(Stored items from a collection)
++++

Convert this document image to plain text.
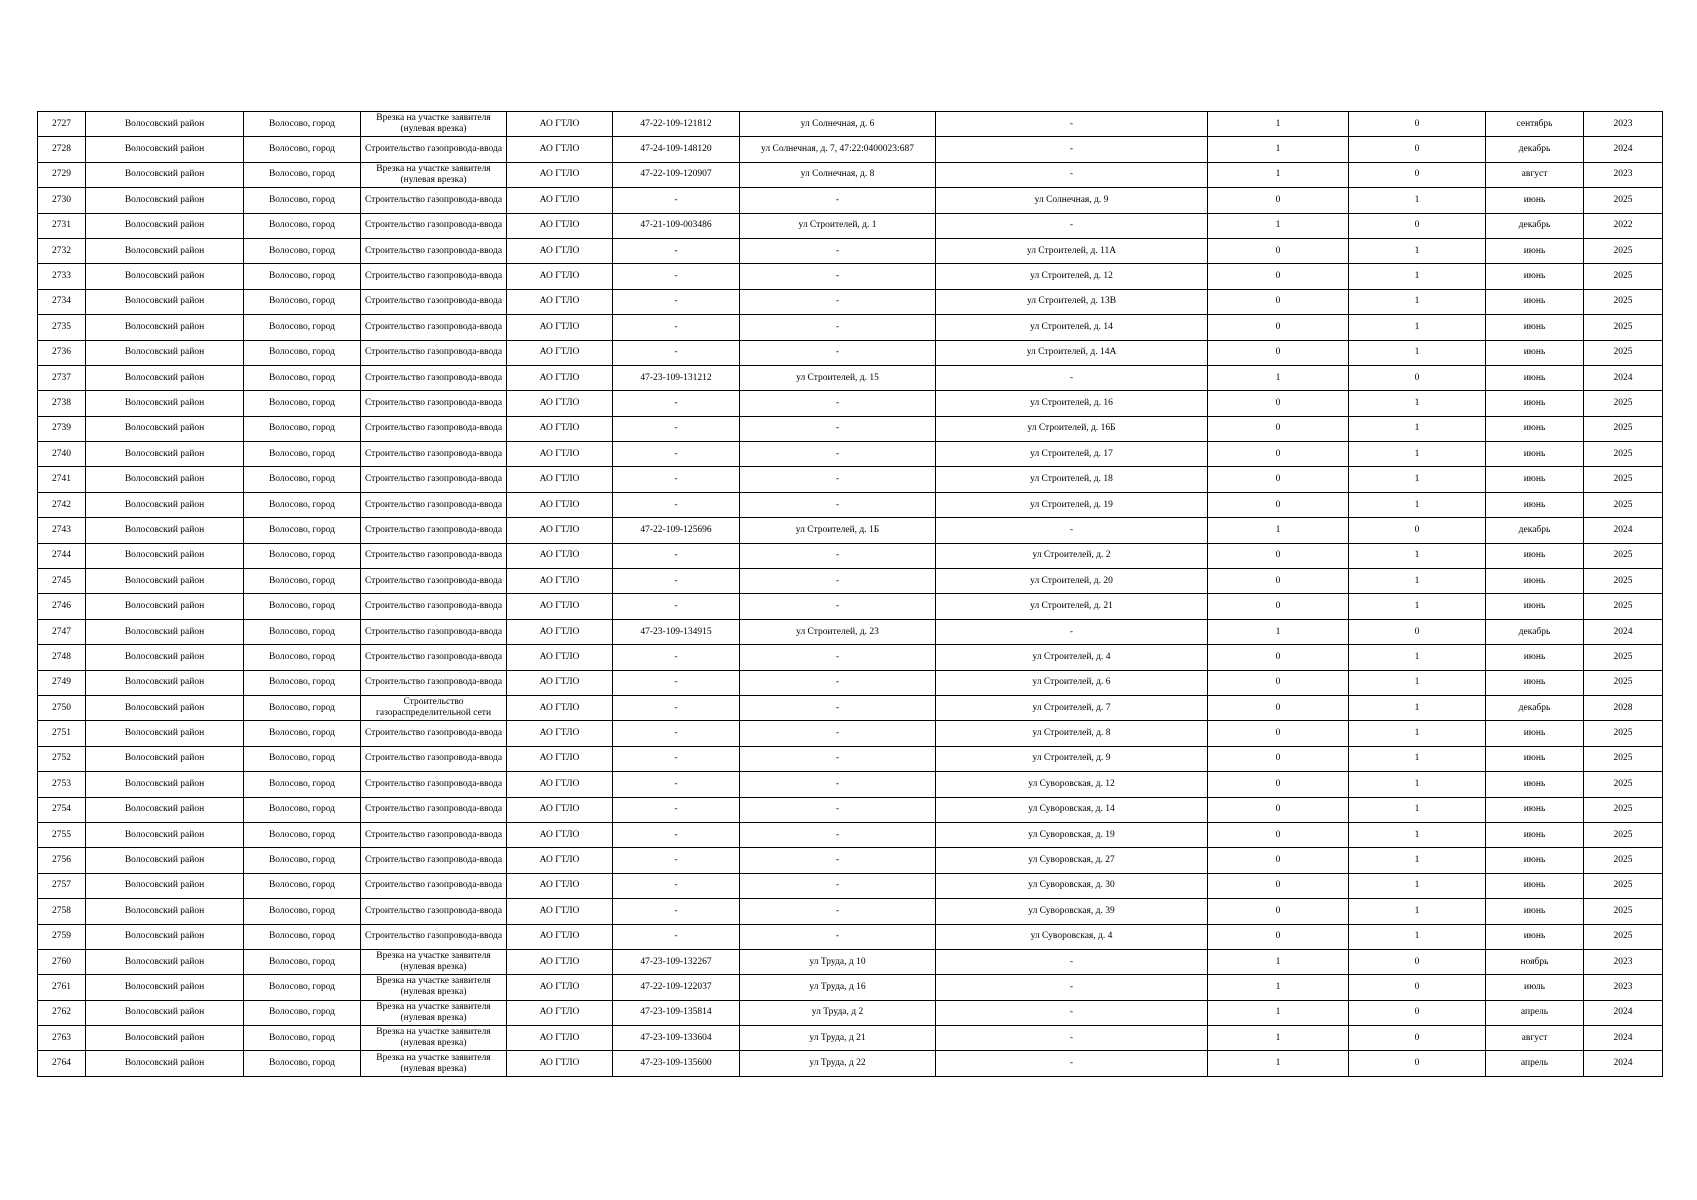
2727	Волосовский район	Волосово, город	Врезка на участке заявителя (нулевая врезка)	АО ГТЛО	47-22-109-121812	ул Солнечная, д. 6	-	1	0	сентябрь	2023
2728	Волосовский район	Волосово, город	Строительство газопровода-ввода	АО ГТЛО	47-24-109-148120	ул Солнечная, д. 7, 47:22:0400023:687	-	1	0	декабрь	2024
2729	Волосовский район	Волосово, город	Врезка на участке заявителя (нулевая врезка)	АО ГТЛО	47-22-109-120907	ул Солнечная, д. 8	-	1	0	август	2023
2730	Волосовский район	Волосово, город	Строительство газопровода-ввода	АО ГТЛО	-	-	ул Солнечная, д. 9	0	1	июнь	2025
2731	Волосовский район	Волосово, город	Строительство газопровода-ввода	АО ГТЛО	47-21-109-003486	ул Строителей, д. 1	-	1	0	декабрь	2022
2732	Волосовский район	Волосово, город	Строительство газопровода-ввода	АО ГТЛО	-	-	ул Строителей, д. 11А	0	1	июнь	2025
2733	Волосовский район	Волосово, город	Строительство газопровода-ввода	АО ГТЛО	-	-	ул Строителей, д. 12	0	1	июнь	2025
2734	Волосовский район	Волосово, город	Строительство газопровода-ввода	АО ГТЛО	-	-	ул Строителей, д. 13В	0	1	июнь	2025
2735	Волосовский район	Волосово, город	Строительство газопровода-ввода	АО ГТЛО	-	-	ул Строителей, д. 14	0	1	июнь	2025
2736	Волосовский район	Волосово, город	Строительство газопровода-ввода	АО ГТЛО	-	-	ул Строителей, д. 14А	0	1	июнь	2025
2737	Волосовский район	Волосово, город	Строительство газопровода-ввода	АО ГТЛО	47-23-109-131212	ул Строителей, д. 15	-	1	0	июнь	2024
2738	Волосовский район	Волосово, город	Строительство газопровода-ввода	АО ГТЛО	-	-	ул Строителей, д. 16	0	1	июнь	2025
2739	Волосовский район	Волосово, город	Строительство газопровода-ввода	АО ГТЛО	-	-	ул Строителей, д. 16Б	0	1	июнь	2025
2740	Волосовский район	Волосово, город	Строительство газопровода-ввода	АО ГТЛО	-	-	ул Строителей, д. 17	0	1	июнь	2025
2741	Волосовский район	Волосово, город	Строительство газопровода-ввода	АО ГТЛО	-	-	ул Строителей, д. 18	0	1	июнь	2025
2742	Волосовский район	Волосово, город	Строительство газопровода-ввода	АО ГТЛО	-	-	ул Строителей, д. 19	0	1	июнь	2025
2743	Волосовский район	Волосово, город	Строительство газопровода-ввода	АО ГТЛО	47-22-109-125696	ул Строителей, д. 1Б	-	1	0	декабрь	2024
2744	Волосовский район	Волосово, город	Строительство газопровода-ввода	АО ГТЛО	-	-	ул Строителей, д. 2	0	1	июнь	2025
2745	Волосовский район	Волосово, город	Строительство газопровода-ввода	АО ГТЛО	-	-	ул Строителей, д. 20	0	1	июнь	2025
2746	Волосовский район	Волосово, город	Строительство газопровода-ввода	АО ГТЛО	-	-	ул Строителей, д. 21	0	1	июнь	2025
2747	Волосовский район	Волосово, город	Строительство газопровода-ввода	АО ГТЛО	47-23-109-134915	ул Строителей, д. 23	-	1	0	декабрь	2024
2748	Волосовский район	Волосово, город	Строительство газопровода-ввода	АО ГТЛО	-	-	ул Строителей, д. 4	0	1	июнь	2025
2749	Волосовский район	Волосово, город	Строительство газопровода-ввода	АО ГТЛО	-	-	ул Строителей, д. 6	0	1	июнь	2025
2750	Волосовский район	Волосово, город	Строительство газораспределительной сети	АО ГТЛО	-	-	ул Строителей, д. 7	0	1	декабрь	2028
2751	Волосовский район	Волосово, город	Строительство газопровода-ввода	АО ГТЛО	-	-	ул Строителей, д. 8	0	1	июнь	2025
2752	Волосовский район	Волосово, город	Строительство газопровода-ввода	АО ГТЛО	-	-	ул Строителей, д. 9	0	1	июнь	2025
2753	Волосовский район	Волосово, город	Строительство газопровода-ввода	АО ГТЛО	-	-	ул Суворовская, д. 12	0	1	июнь	2025
2754	Волосовский район	Волосово, город	Строительство газопровода-ввода	АО ГТЛО	-	-	ул Суворовская, д. 14	0	1	июнь	2025
2755	Волосовский район	Волосово, город	Строительство газопровода-ввода	АО ГТЛО	-	-	ул Суворовская, д. 19	0	1	июнь	2025
2756	Волосовский район	Волосово, город	Строительство газопровода-ввода	АО ГТЛО	-	-	ул Суворовская, д. 27	0	1	июнь	2025
2757	Волосовский район	Волосово, город	Строительство газопровода-ввода	АО ГТЛО	-	-	ул Суворовская, д. 30	0	1	июнь	2025
2758	Волосовский район	Волосово, город	Строительство газопровода-ввода	АО ГТЛО	-	-	ул Суворовская, д. 39	0	1	июнь	2025
2759	Волосовский район	Волосово, город	Строительство газопровода-ввода	АО ГТЛО	-	-	ул Суворовская, д. 4	0	1	июнь	2025
2760	Волосовский район	Волосово, город	Врезка на участке заявителя (нулевая врезка)	АО ГТЛО	47-23-109-132267	ул Труда, д 10	-	1	0	ноябрь	2023
2761	Волосовский район	Волосово, город	Врезка на участке заявителя (нулевая врезка)	АО ГТЛО	47-22-109-122037	ул Труда, д 16	-	1	0	июль	2023
2762	Волосовский район	Волосово, город	Врезка на участке заявителя (нулевая врезка)	АО ГТЛО	47-23-109-135814	ул Труда, д 2	-	1	0	апрель	2024
2763	Волосовский район	Волосово, город	Врезка на участке заявителя (нулевая врезка)	АО ГТЛО	47-23-109-133604	ул Труда, д 21	-	1	0	август	2024
2764	Волосовский район	Волосово, город	Врезка на участке заявителя (нулевая врезка)	АО ГТЛО	47-23-109-135600	ул Труда, д 22	-	1	0	апрель	2024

++++

§ **Task brief**: Quote every record above exactly, omitting any pictures they contain.

§ **Exercise answer**:
Convert this document image to plain text.
2727	Волосовский район	Волосово, город	Врезка на участке заявителя (нулевая врезка)	АО ГТЛО	47-22-109-121812	ул Солнечная, д. 6	-	1	0	сентябрь	2023
2728	Волосовский район	Волосово, город	Строительство газопровода-ввода	АО ГТЛО	47-24-109-148120	ул Солнечная, д. 7, 47:22:0400023:687	-	1	0	декабрь	2024
2729	Волосовский район	Волосово, город	Врезка на участке заявителя (нулевая врезка)	АО ГТЛО	47-22-109-120907	ул Солнечная, д. 8	-	1	0	август	2023
2730	Волосовский район	Волосово, город	Строительство газопровода-ввода	АО ГТЛО	-	-	ул Солнечная, д. 9	0	1	июнь	2025
2731	Волосовский район	Волосово, город	Строительство газопровода-ввода	АО ГТЛО	47-21-109-003486	ул Строителей, д. 1	-	1	0	декабрь	2022
2732	Волосовский район	Волосово, город	Строительство газопровода-ввода	АО ГТЛО	-	-	ул Строителей, д. 11А	0	1	июнь	2025
2733	Волосовский район	Волосово, город	Строительство газопровода-ввода	АО ГТЛО	-	-	ул Строителей, д. 12	0	1	июнь	2025
2734	Волосовский район	Волосово, город	Строительство газопровода-ввода	АО ГТЛО	-	-	ул Строителей, д. 13В	0	1	июнь	2025
2735	Волосовский район	Волосово, город	Строительство газопровода-ввода	АО ГТЛО	-	-	ул Строителей, д. 14	0	1	июнь	2025
2736	Волосовский район	Волосово, город	Строительство газопровода-ввода	АО ГТЛО	-	-	ул Строителей, д. 14А	0	1	июнь	2025
2737	Волосовский район	Волосово, город	Строительство газопровода-ввода	АО ГТЛО	47-23-109-131212	ул Строителей, д. 15	-	1	0	июнь	2024
2738	Волосовский район	Волосово, город	Строительство газопровода-ввода	АО ГТЛО	-	-	ул Строителей, д. 16	0	1	июнь	2025
2739	Волосовский район	Волосово, город	Строительство газопровода-ввода	АО ГТЛО	-	-	ул Строителей, д. 16Б	0	1	июнь	2025
2740	Волосовский район	Волосово, город	Строительство газопровода-ввода	АО ГТЛО	-	-	ул Строителей, д. 17	0	1	июнь	2025
2741	Волосовский район	Волосово, город	Строительство газопровода-ввода	АО ГТЛО	-	-	ул Строителей, д. 18	0	1	июнь	2025
2742	Волосовский район	Волосово, город	Строительство газопровода-ввода	АО ГТЛО	-	-	ул Строителей, д. 19	0	1	июнь	2025
2743	Волосовский район	Волосово, город	Строительство газопровода-ввода	АО ГТЛО	47-22-109-125696	ул Строителей, д. 1Б	-	1	0	декабрь	2024
2744	Волосовский район	Волосово, город	Строительство газопровода-ввода	АО ГТЛО	-	-	ул Строителей, д. 2	0	1	июнь	2025
2745	Волосовский район	Волосово, город	Строительство газопровода-ввода	АО ГТЛО	-	-	ул Строителей, д. 20	0	1	июнь	2025
2746	Волосовский район	Волосово, город	Строительство газопровода-ввода	АО ГТЛО	-	-	ул Строителей, д. 21	0	1	июнь	2025
2747	Волосовский район	Волосово, город	Строительство газопровода-ввода	АО ГТЛО	47-23-109-134915	ул Строителей, д. 23	-	1	0	декабрь	2024
2748	Волосовский район	Волосово, город	Строительство газопровода-ввода	АО ГТЛО	-	-	ул Строителей, д. 4	0	1	июнь	2025
2749	Волосовский район	Волосово, город	Строительство газопровода-ввода	АО ГТЛО	-	-	ул Строителей, д. 6	0	1	июнь	2025
2750	Волосовский район	Волосово, город	Строительство газораспределительной сети	АО ГТЛО	-	-	ул Строителей, д. 7	0	1	декабрь	2028
2751	Волосовский район	Волосово, город	Строительство газопровода-ввода	АО ГТЛО	-	-	ул Строителей, д. 8	0	1	июнь	2025
2752	Волосовский район	Волосово, город	Строительство газопровода-ввода	АО ГТЛО	-	-	ул Строителей, д. 9	0	1	июнь	2025
2753	Волосовский район	Волосово, город	Строительство газопровода-ввода	АО ГТЛО	-	-	ул Суворовская, д. 12	0	1	июнь	2025
2754	Волосовский район	Волосово, город	Строительство газопровода-ввода	АО ГТЛО	-	-	ул Суворовская, д. 14	0	1	июнь	2025
2755	Волосовский район	Волосово, город	Строительство газопровода-ввода	АО ГТЛО	-	-	ул Суворовская, д. 19	0	1	июнь	2025
2756	Волосовский район	Волосово, город	Строительство газопровода-ввода	АО ГТЛО	-	-	ул Суворовская, д. 27	0	1	июнь	2025
2757	Волосовский район	Волосово, город	Строительство газопровода-ввода	АО ГТЛО	-	-	ул Суворовская, д. 30	0	1	июнь	2025
2758	Волосовский район	Волосово, город	Строительство газопровода-ввода	АО ГТЛО	-	-	ул Суворовская, д. 39	0	1	июнь	2025
2759	Волосовский район	Волосово, город	Строительство газопровода-ввода	АО ГТЛО	-	-	ул Суворовская, д. 4	0	1	июнь	2025
2760	Волосовский район	Волосово, город	Врезка на участке заявителя (нулевая врезка)	АО ГТЛО	47-23-109-132267	ул Труда, д 10	-	1	0	ноябрь	2023
2761	Волосовский район	Волосово, город	Врезка на участке заявителя (нулевая врезка)	АО ГТЛО	47-22-109-122037	ул Труда, д 16	-	1	0	июль	2023
2762	Волосовский район	Волосово, город	Врезка на участке заявителя (нулевая врезка)	АО ГТЛО	47-23-109-135814	ул Труда, д 2	-	1	0	апрель	2024
2763	Волосовский район	Волосово, город	Врезка на участке заявителя (нулевая врезка)	АО ГТЛО	47-23-109-133604	ул Труда, д 21	-	1	0	август	2024
2764	Волосовский район	Волосово, город	Врезка на участке заявителя (нулевая врезка)	АО ГТЛО	47-23-109-135600	ул Труда, д 22	-	1	0	апрель	2024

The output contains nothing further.